• _WRITTEN INSTRUCTION_:
Repeat the lines between the one holding "point — [311, 40, 322, 52]" and the one holding "x-tick-label: 0.4 — [446, 604, 484, 624]", inclusive, with no changes.

** Start INFORMATION SHOWN **

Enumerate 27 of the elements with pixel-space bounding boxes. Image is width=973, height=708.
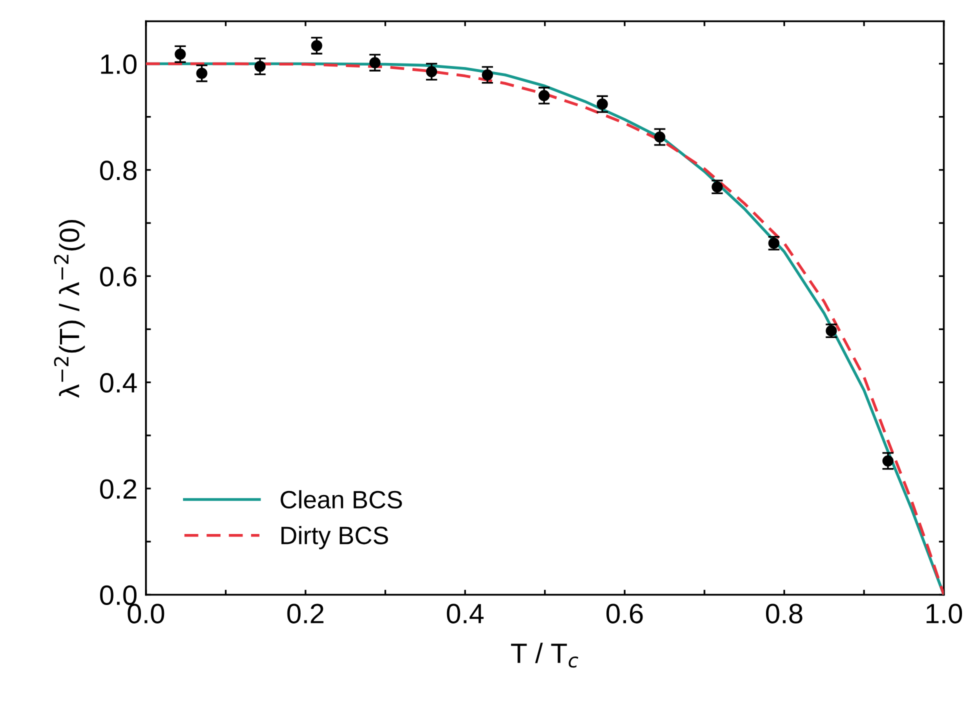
point — [311, 40, 322, 52]
x-tick-label: 0.2 — [287, 604, 324, 624]
point — [654, 131, 666, 143]
x-tick-label: 1.0 — [926, 604, 962, 624]
point — [254, 60, 266, 72]
y-axis-title: λ$^{−2}$(T) / λ$^{−2}$(0) — [54, 220, 85, 398]
point — [369, 57, 380, 68]
y-tick-label: 0.0 — [100, 585, 137, 606]
legend-label: Dirty BCS — [281, 526, 388, 550]
point — [538, 90, 550, 102]
y-tick-label: 0.6 — [100, 266, 136, 286]
point — [482, 69, 493, 80]
x-tick-label: 0.4 — [446, 604, 484, 624]
y-tick-label: 0.8 — [100, 160, 136, 180]
y-tick-label: 1.0 — [101, 54, 137, 74]
point — [596, 98, 608, 110]
point — [196, 68, 208, 79]
x-tick-label: 0.0 — [128, 604, 164, 624]
point — [426, 66, 438, 78]
x-tick-label: 0.6 — [606, 604, 643, 624]
y-tick-label: 0.4 — [100, 372, 137, 393]
y-tick-label: 0.2 — [100, 479, 136, 499]
x-axis-title: T / T$_{c}$ — [511, 642, 578, 668]
point — [882, 455, 894, 466]
point — [174, 48, 186, 60]
x-tick-label: 0.8 — [766, 604, 802, 624]
legend-label: Clean BCS — [280, 490, 402, 509]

** End INFORMATION SHOWN **

• _SOLUTION TO THIS PROBLEM_:
point — [311, 40, 322, 52]
x-tick-label: 0.2 — [287, 604, 324, 624]
point — [654, 131, 666, 143]
x-tick-label: 1.0 — [926, 604, 962, 624]
point — [254, 60, 266, 72]
y-axis-title: λ$^{−2}$(T) / λ$^{−2}$(0) — [54, 220, 85, 398]
point — [369, 57, 380, 68]
y-tick-label: 0.0 — [100, 585, 137, 606]
legend-label: Dirty BCS — [281, 526, 388, 550]
point — [538, 90, 550, 102]
y-tick-label: 0.6 — [100, 266, 136, 286]
point — [482, 69, 493, 80]
x-tick-label: 0.4 — [446, 604, 484, 624]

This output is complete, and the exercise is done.